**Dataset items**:
--- START ---

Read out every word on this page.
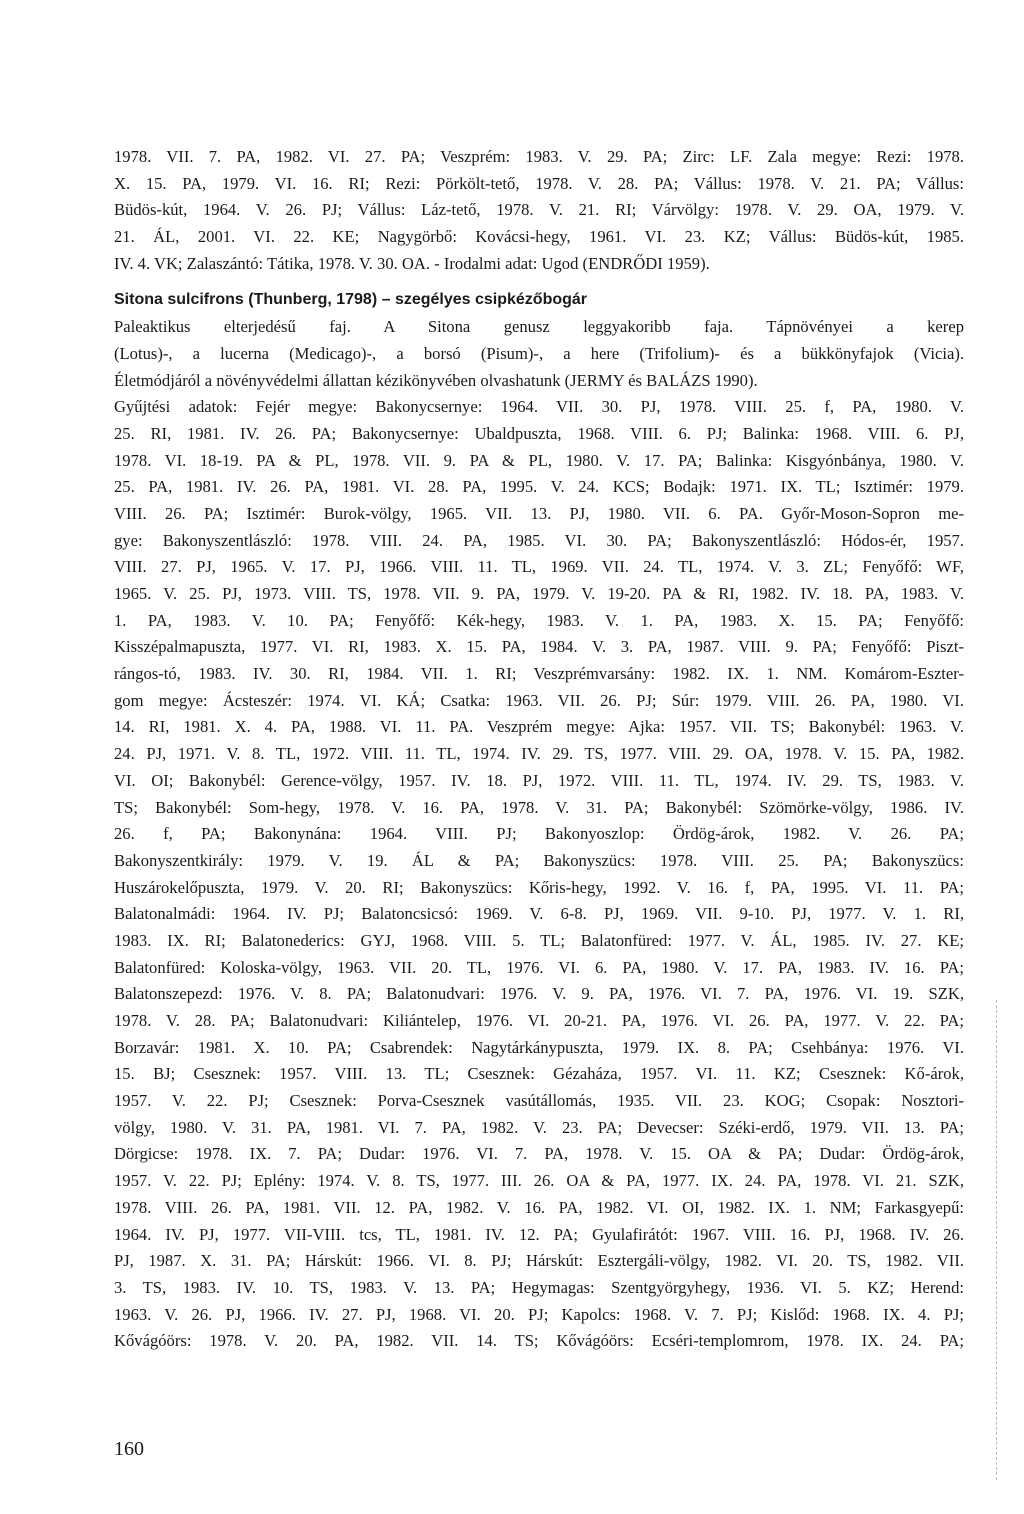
1978. VII. 7. PA, 1982. VI. 27. PA; Veszprém: 1983. V. 29. PA; Zirc: LF. Zala megye: Rezi: 1978.
X. 15. PA, 1979. VI. 16. RI; Rezi: Pörkölt-tető, 1978. V. 28. PA; Vállus: 1978. V. 21. PA; Vállus:
Büdös-kút, 1964. V. 26. PJ; Vállus: Láz-tető, 1978. V. 21. RI; Várvölgy: 1978. V. 29. OA, 1979. V.
21. ÁL, 2001. VI. 22. KE; Nagygörbő: Kovácsi-hegy, 1961. VI. 23. KZ; Vállus: Büdös-kút, 1985.
IV. 4. VK; Zalaszántó: Tátika, 1978. V. 30. OA. - Irodalmi adat: Ugod (ENDRŐDI 1959).
Sitona sulcifrons (Thunberg, 1798) – szegélyes csipkézőbogár
Paleaktikus elterjedésű faj. A Sitona genusz leggyakoribb faja. Tápnövényei a kerep
(Lotus)-, a lucerna (Medicago)-, a borsó (Pisum)-, a here (Trifolium)- és a bükkönyfajok (Vicia).
Életmódjáról a növényvédelmi állattan kézikönyvében olvashatunk (JERMY és BALÁZS 1990).
Gyűjtési adatok: Fejér megye: Bakonycsernye: 1964. VII. 30. PJ, 1978. VIII. 25. f, PA, 1980. V.
25. RI, 1981. IV. 26. PA; Bakonycsernye: Ubaldpuszta, 1968. VIII. 6. PJ; Balinka: 1968. VIII. 6. PJ,
1978. VI. 18-19. PA & PL, 1978. VII. 9. PA & PL, 1980. V. 17. PA; Balinka: Kisgyónbánya, 1980. V.
25. PA, 1981. IV. 26. PA, 1981. VI. 28. PA, 1995. V. 24. KCS; Bodajk: 1971. IX. TL; Isztimér: 1979.
VIII. 26. PA; Isztimér: Burok-völgy, 1965. VII. 13. PJ, 1980. VII. 6. PA. Győr-Moson-Sopron me-
gye: Bakonyszentlászló: 1978. VIII. 24. PA, 1985. VI. 30. PA; Bakonyszentlászló: Hódos-ér, 1957.
VIII. 27. PJ, 1965. V. 17. PJ, 1966. VIII. 11. TL, 1969. VII. 24. TL, 1974. V. 3. ZL; Fenyőfő: WF,
1965. V. 25. PJ, 1973. VIII. TS, 1978. VII. 9. PA, 1979. V. 19-20. PA & RI, 1982. IV. 18. PA, 1983. V.
1. PA, 1983. V. 10. PA; Fenyőfő: Kék-hegy, 1983. V. 1. PA, 1983. X. 15. PA; Fenyőfő:
Kisszépalmapuszta, 1977. VI. RI, 1983. X. 15. PA, 1984. V. 3. PA, 1987. VIII. 9. PA; Fenyőfő: Piszt-
rángos-tó, 1983. IV. 30. RI, 1984. VII. 1. RI; Veszprémvarsány: 1982. IX. 1. NM. Komárom-Eszter-
gom megye: Ácsteszér: 1974. VI. KÁ; Csatka: 1963. VII. 26. PJ; Súr: 1979. VIII. 26. PA, 1980. VI.
14. RI, 1981. X. 4. PA, 1988. VI. 11. PA. Veszprém megye: Ajka: 1957. VII. TS; Bakonybél: 1963. V.
24. PJ, 1971. V. 8. TL, 1972. VIII. 11. TL, 1974. IV. 29. TS, 1977. VIII. 29. OA, 1978. V. 15. PA, 1982.
VI. OI; Bakonybél: Gerence-völgy, 1957. IV. 18. PJ, 1972. VIII. 11. TL, 1974. IV. 29. TS, 1983. V.
TS; Bakonybél: Som-hegy, 1978. V. 16. PA, 1978. V. 31. PA; Bakonybél: Szömörke-völgy, 1986. IV.
26. f, PA; Bakonynána: 1964. VIII. PJ; Bakonyoszlop: Ördög-árok, 1982. V. 26. PA;
Bakonyszentkirály: 1979. V. 19. ÁL & PA; Bakonyszücs: 1978. VIII. 25. PA; Bakonyszücs:
Huszárokelőpuszta, 1979. V. 20. RI; Bakonyszücs: Kőris-hegy, 1992. V. 16. f, PA, 1995. VI. 11. PA;
Balatonalmádi: 1964. IV. PJ; Balatoncsicsó: 1969. V. 6-8. PJ, 1969. VII. 9-10. PJ, 1977. V. 1. RI,
1983. IX. RI; Balatonederics: GYJ, 1968. VIII. 5. TL; Balatonfüred: 1977. V. ÁL, 1985. IV. 27. KE;
Balatonfüred: Koloska-völgy, 1963. VII. 20. TL, 1976. VI. 6. PA, 1980. V. 17. PA, 1983. IV. 16. PA;
Balatonszepezd: 1976. V. 8. PA; Balatonudvari: 1976. V. 9. PA, 1976. VI. 7. PA, 1976. VI. 19. SZK,
1978. V. 28. PA; Balatonudvari: Kiliántelep, 1976. VI. 20-21. PA, 1976. VI. 26. PA, 1977. V. 22. PA;
Borzavár: 1981. X. 10. PA; Csabrendek: Nagytárkánypuszta, 1979. IX. 8. PA; Csehbánya: 1976. VI.
15. BJ; Csesznek: 1957. VIII. 13. TL; Csesznek: Gézaháza, 1957. VI. 11. KZ; Csesznek: Kő-árok,
1957. V. 22. PJ; Csesznek: Porva-Csesznek vasútállomás, 1935. VII. 23. KOG; Csopak: Nosztori-
völgy, 1980. V. 31. PA, 1981. VI. 7. PA, 1982. V. 23. PA; Devecser: Széki-erdő, 1979. VII. 13. PA;
Dörgicse: 1978. IX. 7. PA; Dudar: 1976. VI. 7. PA, 1978. V. 15. OA & PA; Dudar: Ördög-árok,
1957. V. 22. PJ; Eplény: 1974. V. 8. TS, 1977. III. 26. OA & PA, 1977. IX. 24. PA, 1978. VI. 21. SZK,
1978. VIII. 26. PA, 1981. VII. 12. PA, 1982. V. 16. PA, 1982. VI. OI, 1982. IX. 1. NM; Farkasgyepű:
1964. IV. PJ, 1977. VII-VIII. tcs, TL, 1981. IV. 12. PA; Gyulafirátót: 1967. VIII. 16. PJ, 1968. IV. 26.
PJ, 1987. X. 31. PA; Hárskút: 1966. VI. 8. PJ; Hárskút: Esztergáli-völgy, 1982. VI. 20. TS, 1982. VII.
3. TS, 1983. IV. 10. TS, 1983. V. 13. PA; Hegymagas: Szentgyörgyhegy, 1936. VI. 5. KZ; Herend:
1963. V. 26. PJ, 1966. IV. 27. PJ, 1968. VI. 20. PJ; Kapolcs: 1968. V. 7. PJ; Kislőd: 1968. IX. 4. PJ;
Kővágóörs: 1978. V. 20. PA, 1982. VII. 14. TS; Kővágóörs: Ecséri-templomrom, 1978. IX. 24. PA;
160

--- END ---

Select and copy every line from the records that includes the word "Balatonudvari".

**Exercise answer**:
Balatonszepezd: 1976. V. 8. PA; Balatonudvari: 1976. V. 9. PA, 1976. VI. 7. PA, 1976. VI. 19. SZK,
1978. V. 28. PA; Balatonudvari: Kiliántelep, 1976. VI. 20-21. PA, 1976. VI. 26. PA, 1977. V. 22. PA;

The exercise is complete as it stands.